[Supplied entries]:
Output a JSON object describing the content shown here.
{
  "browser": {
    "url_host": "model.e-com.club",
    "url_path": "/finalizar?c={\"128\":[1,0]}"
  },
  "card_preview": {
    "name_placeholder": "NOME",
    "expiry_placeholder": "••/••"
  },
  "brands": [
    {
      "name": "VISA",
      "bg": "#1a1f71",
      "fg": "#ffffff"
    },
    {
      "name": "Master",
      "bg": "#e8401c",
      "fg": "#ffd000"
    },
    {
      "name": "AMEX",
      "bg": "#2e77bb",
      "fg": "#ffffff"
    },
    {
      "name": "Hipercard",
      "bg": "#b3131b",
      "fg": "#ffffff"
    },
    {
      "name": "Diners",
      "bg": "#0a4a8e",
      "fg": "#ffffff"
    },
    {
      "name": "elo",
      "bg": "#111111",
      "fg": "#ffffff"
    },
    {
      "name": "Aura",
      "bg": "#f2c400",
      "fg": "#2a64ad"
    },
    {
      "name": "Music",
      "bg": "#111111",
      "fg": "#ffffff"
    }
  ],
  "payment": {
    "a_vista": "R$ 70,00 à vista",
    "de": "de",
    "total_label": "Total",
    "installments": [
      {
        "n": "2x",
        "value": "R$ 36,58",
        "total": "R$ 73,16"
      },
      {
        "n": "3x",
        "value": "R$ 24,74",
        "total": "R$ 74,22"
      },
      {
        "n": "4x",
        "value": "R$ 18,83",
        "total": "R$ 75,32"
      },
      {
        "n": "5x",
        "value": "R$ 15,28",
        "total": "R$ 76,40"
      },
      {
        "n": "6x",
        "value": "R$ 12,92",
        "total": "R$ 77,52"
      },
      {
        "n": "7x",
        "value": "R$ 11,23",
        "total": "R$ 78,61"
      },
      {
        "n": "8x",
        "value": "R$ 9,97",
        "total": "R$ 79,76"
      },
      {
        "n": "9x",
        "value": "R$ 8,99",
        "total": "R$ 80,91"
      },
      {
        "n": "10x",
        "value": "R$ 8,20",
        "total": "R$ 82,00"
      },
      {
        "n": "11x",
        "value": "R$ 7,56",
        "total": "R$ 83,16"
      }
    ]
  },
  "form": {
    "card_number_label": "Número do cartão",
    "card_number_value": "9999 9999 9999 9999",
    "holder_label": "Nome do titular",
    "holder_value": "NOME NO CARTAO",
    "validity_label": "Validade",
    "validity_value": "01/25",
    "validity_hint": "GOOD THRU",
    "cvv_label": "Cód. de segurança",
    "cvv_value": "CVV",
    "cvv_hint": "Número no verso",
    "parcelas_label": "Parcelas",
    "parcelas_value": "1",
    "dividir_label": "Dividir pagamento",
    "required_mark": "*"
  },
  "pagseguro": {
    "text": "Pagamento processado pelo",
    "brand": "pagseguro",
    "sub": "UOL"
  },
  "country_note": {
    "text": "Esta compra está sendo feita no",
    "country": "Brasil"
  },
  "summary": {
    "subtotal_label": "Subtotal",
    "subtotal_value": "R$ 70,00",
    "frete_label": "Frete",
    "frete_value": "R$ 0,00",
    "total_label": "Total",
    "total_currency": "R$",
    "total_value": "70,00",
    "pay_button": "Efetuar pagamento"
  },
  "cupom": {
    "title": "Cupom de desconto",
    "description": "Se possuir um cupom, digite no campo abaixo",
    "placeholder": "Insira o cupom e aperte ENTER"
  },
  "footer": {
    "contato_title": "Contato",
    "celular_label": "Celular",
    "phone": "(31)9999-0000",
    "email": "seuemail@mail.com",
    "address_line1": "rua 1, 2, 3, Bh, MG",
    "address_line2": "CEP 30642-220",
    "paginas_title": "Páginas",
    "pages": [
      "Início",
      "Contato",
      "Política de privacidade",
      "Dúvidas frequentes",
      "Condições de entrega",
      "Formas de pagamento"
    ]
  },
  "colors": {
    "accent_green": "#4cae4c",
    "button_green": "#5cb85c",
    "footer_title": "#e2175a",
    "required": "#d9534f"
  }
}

[Exercise description]:
Copy all the records above precisely.

[Answer to this problem]:
Output a JSON object describing the content shown here.
{
  "browser": {
    "url_host": "model.e-com.club",
    "url_path": "/finalizar?c={\"128\":[1,0]}"
  },
  "card_preview": {
    "name_placeholder": "NOME",
    "expiry_placeholder": "••/••"
  },
  "brands": [
    {
      "name": "VISA",
      "bg": "#1a1f71",
      "fg": "#ffffff"
    },
    {
      "name": "Master",
      "bg": "#e8401c",
      "fg": "#ffd000"
    },
    {
      "name": "AMEX",
      "bg": "#2e77bb",
      "fg": "#ffffff"
    },
    {
      "name": "Hipercard",
      "bg": "#b3131b",
      "fg": "#ffffff"
    },
    {
      "name": "Diners",
      "bg": "#0a4a8e",
      "fg": "#ffffff"
    },
    {
      "name": "elo",
      "bg": "#111111",
      "fg": "#ffffff"
    },
    {
      "name": "Aura",
      "bg": "#f2c400",
      "fg": "#2a64ad"
    },
    {
      "name": "Music",
      "bg": "#111111",
      "fg": "#ffffff"
    }
  ],
  "payment": {
    "a_vista": "R$ 70,00 à vista",
    "de": "de",
    "total_label": "Total",
    "installments": [
      {
        "n": "2x",
        "value": "R$ 36,58",
        "total": "R$ 73,16"
      },
      {
        "n": "3x",
        "value": "R$ 24,74",
        "total": "R$ 74,22"
      },
      {
        "n": "4x",
        "value": "R$ 18,83",
        "total": "R$ 75,32"
      },
      {
        "n": "5x",
        "value": "R$ 15,28",
        "total": "R$ 76,40"
      },
      {
        "n": "6x",
        "value": "R$ 12,92",
        "total": "R$ 77,52"
      },
      {
        "n": "7x",
        "value": "R$ 11,23",
        "total": "R$ 78,61"
      },
      {
        "n": "8x",
        "value": "R$ 9,97",
        "total": "R$ 79,76"
      },
      {
        "n": "9x",
        "value": "R$ 8,99",
        "total": "R$ 80,91"
      },
      {
        "n": "10x",
        "value": "R$ 8,20",
        "total": "R$ 82,00"
      },
      {
        "n": "11x",
        "value": "R$ 7,56",
        "total": "R$ 83,16"
      }
    ]
  },
  "form": {
    "card_number_label": "Número do cartão",
    "card_number_value": "9999 9999 9999 9999",
    "holder_label": "Nome do titular",
    "holder_value": "NOME NO CARTAO",
    "validity_label": "Validade",
    "validity_value": "01/25",
    "validity_hint": "GOOD THRU",
    "cvv_label": "Cód. de segurança",
    "cvv_value": "CVV",
    "cvv_hint": "Número no verso",
    "parcelas_label": "Parcelas",
    "parcelas_value": "1",
    "dividir_label": "Dividir pagamento",
    "required_mark": "*"
  },
  "pagseguro": {
    "text": "Pagamento processado pelo",
    "brand": "pagseguro",
    "sub": "UOL"
  },
  "country_note": {
    "text": "Esta compra está sendo feita no",
    "country": "Brasil"
  },
  "summary": {
    "subtotal_label": "Subtotal",
    "subtotal_value": "R$ 70,00",
    "frete_label": "Frete",
    "frete_value": "R$ 0,00",
    "total_label": "Total",
    "total_currency": "R$",
    "total_value": "70,00",
    "pay_button": "Efetuar pagamento"
  },
  "cupom": {
    "title": "Cupom de desconto",
    "description": "Se possuir um cupom, digite no campo abaixo",
    "placeholder": "Insira o cupom e aperte ENTER"
  },
  "footer": {
    "contato_title": "Contato",
    "celular_label": "Celular",
    "phone": "(31)9999-0000",
    "email": "seuemail@mail.com",
    "address_line1": "rua 1, 2, 3, Bh, MG",
    "address_line2": "CEP 30642-220",
    "paginas_title": "Páginas",
    "pages": [
      "Início",
      "Contato",
      "Política de privacidade",
      "Dúvidas frequentes",
      "Condições de entrega",
      "Formas de pagamento"
    ]
  },
  "colors": {
    "accent_green": "#4cae4c",
    "button_green": "#5cb85c",
    "footer_title": "#e2175a",
    "required": "#d9534f"
  }
}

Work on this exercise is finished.